#### Work required:
All lines holding the string "http" are to be shown.

#### Records for the task:

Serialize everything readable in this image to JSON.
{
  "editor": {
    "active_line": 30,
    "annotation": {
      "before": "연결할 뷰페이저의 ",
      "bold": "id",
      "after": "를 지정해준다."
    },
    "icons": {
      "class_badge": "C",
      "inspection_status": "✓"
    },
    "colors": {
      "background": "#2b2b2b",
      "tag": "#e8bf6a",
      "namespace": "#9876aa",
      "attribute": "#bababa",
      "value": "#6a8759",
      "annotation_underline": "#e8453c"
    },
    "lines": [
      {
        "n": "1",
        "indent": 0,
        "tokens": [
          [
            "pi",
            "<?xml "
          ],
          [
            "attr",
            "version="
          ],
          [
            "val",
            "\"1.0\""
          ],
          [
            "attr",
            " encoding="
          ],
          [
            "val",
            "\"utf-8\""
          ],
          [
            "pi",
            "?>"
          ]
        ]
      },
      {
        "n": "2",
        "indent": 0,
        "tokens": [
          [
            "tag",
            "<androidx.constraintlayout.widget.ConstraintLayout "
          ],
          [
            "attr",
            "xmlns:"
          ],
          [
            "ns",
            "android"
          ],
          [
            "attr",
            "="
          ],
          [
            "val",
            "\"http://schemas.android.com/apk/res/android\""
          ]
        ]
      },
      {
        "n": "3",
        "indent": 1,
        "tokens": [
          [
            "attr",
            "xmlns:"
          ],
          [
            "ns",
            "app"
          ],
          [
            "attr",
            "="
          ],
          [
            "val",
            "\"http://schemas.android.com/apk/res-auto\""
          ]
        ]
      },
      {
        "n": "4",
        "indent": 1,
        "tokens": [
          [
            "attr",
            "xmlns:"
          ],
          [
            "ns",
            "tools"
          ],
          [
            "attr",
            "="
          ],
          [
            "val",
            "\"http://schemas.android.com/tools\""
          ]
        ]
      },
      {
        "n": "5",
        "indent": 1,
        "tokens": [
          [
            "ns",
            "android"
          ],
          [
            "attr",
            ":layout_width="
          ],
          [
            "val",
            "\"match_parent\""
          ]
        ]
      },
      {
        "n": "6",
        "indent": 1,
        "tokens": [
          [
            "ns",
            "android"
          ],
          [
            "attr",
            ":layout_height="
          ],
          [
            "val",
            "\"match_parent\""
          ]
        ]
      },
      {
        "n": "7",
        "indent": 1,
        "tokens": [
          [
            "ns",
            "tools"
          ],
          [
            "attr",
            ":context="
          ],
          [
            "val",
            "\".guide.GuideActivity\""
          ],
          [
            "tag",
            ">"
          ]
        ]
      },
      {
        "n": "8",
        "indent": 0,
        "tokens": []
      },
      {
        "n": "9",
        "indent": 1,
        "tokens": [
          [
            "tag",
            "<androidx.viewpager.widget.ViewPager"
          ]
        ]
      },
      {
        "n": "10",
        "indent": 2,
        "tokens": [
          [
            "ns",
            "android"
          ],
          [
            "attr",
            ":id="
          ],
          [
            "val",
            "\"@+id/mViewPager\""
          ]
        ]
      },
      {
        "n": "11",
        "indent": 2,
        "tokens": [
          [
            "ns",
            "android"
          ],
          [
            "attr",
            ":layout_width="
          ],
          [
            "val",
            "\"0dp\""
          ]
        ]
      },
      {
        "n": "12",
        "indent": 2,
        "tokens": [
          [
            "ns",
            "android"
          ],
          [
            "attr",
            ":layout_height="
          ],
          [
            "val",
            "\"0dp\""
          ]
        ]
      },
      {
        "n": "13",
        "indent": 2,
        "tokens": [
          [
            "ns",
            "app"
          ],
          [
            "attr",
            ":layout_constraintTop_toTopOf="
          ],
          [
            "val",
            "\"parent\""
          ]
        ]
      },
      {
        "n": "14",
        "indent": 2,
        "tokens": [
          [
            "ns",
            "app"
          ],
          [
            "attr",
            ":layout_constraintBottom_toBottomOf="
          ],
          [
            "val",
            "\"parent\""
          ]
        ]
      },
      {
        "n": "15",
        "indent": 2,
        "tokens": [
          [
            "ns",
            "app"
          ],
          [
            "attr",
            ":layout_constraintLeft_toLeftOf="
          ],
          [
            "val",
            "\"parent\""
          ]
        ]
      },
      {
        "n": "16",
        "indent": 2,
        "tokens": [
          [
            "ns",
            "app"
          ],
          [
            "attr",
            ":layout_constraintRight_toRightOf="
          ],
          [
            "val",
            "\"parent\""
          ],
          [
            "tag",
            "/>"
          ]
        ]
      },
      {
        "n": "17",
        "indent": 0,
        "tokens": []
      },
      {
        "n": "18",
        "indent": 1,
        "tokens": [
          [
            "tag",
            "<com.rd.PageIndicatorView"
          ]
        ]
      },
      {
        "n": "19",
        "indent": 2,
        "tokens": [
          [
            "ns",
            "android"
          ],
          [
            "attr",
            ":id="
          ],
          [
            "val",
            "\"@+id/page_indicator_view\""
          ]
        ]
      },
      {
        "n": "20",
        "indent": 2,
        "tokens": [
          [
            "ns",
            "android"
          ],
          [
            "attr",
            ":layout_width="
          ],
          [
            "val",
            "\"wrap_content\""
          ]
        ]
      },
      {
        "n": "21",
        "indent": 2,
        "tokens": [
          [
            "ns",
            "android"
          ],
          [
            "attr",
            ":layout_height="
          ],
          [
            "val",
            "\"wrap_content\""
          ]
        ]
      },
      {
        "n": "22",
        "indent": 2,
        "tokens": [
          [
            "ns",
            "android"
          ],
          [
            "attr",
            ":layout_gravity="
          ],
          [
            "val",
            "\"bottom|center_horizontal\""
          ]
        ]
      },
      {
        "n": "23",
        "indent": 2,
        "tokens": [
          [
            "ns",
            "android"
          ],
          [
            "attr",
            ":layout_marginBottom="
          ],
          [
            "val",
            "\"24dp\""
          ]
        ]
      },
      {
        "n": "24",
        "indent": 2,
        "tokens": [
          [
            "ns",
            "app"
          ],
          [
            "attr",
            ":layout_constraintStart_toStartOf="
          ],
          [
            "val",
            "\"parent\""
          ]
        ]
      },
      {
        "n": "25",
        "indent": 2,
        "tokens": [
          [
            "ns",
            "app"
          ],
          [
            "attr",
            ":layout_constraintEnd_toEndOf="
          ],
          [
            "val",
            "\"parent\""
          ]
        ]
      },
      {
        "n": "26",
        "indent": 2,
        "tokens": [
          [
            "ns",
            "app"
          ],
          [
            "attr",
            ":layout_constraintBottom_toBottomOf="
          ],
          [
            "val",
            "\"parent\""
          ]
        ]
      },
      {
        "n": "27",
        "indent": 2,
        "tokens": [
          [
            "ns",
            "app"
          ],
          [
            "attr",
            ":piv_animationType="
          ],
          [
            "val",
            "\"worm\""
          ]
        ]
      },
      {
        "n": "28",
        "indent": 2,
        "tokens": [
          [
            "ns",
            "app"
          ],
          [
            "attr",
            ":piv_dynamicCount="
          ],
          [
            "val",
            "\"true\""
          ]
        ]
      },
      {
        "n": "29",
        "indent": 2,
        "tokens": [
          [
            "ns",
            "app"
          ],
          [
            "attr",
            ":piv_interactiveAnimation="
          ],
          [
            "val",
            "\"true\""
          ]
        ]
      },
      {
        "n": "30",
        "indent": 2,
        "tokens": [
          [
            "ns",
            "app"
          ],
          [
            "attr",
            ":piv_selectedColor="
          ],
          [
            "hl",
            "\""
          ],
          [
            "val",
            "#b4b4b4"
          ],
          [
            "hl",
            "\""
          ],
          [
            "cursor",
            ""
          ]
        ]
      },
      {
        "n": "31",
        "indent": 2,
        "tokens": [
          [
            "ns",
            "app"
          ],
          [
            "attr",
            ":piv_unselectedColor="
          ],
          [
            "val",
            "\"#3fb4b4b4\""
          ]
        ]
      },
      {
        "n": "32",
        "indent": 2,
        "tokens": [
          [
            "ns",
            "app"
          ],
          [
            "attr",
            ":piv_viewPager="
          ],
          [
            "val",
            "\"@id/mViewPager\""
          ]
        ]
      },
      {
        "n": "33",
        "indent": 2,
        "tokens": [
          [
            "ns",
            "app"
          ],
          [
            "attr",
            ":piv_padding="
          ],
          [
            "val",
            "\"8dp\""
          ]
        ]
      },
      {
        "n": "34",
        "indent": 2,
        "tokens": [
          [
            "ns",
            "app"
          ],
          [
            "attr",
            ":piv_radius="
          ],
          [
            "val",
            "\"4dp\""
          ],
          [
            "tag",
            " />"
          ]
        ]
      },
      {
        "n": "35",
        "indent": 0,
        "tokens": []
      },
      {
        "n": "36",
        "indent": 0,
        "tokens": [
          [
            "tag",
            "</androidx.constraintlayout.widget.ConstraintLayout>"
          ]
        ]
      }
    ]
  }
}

#### Correct output:
            "\"http://schemas.android.com/apk/res/android\""
            "\"http://schemas.android.com/apk/res-auto\""
            "\"http://schemas.android.com/tools\""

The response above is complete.